= The problem =
Look through the listing for the word "image". Copy each line that has it.

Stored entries

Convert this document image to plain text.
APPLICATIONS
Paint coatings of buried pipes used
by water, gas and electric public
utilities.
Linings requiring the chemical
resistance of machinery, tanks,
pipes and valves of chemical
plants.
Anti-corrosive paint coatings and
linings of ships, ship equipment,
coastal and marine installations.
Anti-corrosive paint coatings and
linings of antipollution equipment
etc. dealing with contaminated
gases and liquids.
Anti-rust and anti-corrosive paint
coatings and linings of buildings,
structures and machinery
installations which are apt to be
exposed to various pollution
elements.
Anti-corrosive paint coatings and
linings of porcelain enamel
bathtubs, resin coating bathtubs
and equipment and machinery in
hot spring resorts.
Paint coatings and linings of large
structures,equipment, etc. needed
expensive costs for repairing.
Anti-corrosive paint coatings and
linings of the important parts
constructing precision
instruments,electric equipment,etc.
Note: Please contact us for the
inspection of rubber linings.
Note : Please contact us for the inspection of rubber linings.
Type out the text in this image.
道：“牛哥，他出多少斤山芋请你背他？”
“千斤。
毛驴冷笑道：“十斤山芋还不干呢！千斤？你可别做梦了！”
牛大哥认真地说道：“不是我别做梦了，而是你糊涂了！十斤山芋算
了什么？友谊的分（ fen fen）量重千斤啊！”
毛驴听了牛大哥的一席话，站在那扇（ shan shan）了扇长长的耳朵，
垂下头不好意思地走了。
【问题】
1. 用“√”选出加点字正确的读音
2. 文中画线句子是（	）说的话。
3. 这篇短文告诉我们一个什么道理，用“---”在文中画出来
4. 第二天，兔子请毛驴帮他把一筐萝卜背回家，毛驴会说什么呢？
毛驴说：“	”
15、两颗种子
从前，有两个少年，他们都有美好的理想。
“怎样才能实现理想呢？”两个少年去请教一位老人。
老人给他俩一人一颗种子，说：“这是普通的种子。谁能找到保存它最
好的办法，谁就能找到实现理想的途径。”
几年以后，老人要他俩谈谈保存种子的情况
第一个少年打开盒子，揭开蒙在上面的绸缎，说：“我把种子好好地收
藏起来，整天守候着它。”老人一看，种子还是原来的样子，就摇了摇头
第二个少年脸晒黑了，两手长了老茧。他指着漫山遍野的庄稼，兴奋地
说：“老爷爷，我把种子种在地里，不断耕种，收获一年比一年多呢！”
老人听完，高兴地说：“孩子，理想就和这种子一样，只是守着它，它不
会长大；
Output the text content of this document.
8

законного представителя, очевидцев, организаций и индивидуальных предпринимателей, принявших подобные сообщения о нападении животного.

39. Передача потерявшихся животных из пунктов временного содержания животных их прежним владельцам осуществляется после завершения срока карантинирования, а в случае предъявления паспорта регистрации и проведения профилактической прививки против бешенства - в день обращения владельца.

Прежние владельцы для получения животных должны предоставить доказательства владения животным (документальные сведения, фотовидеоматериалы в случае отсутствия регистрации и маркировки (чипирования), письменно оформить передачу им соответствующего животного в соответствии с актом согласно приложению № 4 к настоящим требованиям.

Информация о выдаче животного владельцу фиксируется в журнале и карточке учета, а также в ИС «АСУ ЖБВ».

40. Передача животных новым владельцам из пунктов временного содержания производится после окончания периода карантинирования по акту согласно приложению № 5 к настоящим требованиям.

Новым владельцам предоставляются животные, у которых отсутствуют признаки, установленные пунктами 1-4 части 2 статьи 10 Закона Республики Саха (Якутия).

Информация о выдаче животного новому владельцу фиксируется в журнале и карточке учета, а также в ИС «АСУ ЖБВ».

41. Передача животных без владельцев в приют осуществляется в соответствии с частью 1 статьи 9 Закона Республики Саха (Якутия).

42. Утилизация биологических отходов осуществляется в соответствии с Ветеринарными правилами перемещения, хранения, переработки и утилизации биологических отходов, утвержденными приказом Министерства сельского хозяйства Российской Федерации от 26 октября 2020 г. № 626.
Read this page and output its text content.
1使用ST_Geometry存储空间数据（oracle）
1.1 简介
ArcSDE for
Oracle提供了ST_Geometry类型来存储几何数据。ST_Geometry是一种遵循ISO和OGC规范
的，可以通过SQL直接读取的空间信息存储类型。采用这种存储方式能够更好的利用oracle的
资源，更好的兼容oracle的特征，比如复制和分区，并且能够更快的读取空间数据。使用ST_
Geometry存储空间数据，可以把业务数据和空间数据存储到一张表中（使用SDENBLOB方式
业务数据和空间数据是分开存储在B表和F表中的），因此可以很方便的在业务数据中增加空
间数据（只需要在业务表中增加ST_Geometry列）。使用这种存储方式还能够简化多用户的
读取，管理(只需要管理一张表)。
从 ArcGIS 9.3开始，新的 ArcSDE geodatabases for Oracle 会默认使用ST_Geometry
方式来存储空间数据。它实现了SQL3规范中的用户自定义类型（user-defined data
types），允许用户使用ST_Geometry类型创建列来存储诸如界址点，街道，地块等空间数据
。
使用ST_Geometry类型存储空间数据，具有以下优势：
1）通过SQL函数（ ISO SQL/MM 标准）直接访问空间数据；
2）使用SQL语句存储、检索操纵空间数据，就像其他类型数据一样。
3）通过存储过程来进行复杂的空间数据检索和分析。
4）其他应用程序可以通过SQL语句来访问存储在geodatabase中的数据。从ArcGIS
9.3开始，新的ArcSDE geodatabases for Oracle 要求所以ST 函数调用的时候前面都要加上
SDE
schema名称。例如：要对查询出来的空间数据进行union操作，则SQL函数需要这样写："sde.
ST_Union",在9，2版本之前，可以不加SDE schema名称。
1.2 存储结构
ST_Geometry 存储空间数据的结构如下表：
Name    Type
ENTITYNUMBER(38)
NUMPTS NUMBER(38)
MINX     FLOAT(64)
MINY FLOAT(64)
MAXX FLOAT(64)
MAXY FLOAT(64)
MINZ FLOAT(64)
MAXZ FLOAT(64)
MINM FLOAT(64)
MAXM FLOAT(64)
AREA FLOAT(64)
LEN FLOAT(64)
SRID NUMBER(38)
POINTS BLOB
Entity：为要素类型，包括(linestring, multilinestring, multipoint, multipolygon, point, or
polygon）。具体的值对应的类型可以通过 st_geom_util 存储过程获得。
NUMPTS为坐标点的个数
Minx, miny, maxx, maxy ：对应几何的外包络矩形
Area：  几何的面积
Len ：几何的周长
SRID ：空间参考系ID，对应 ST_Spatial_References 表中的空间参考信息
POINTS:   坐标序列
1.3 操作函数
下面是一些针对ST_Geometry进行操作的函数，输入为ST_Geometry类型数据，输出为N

= Response to this task =
Convert this document image to plain text.
Type out the text in this image.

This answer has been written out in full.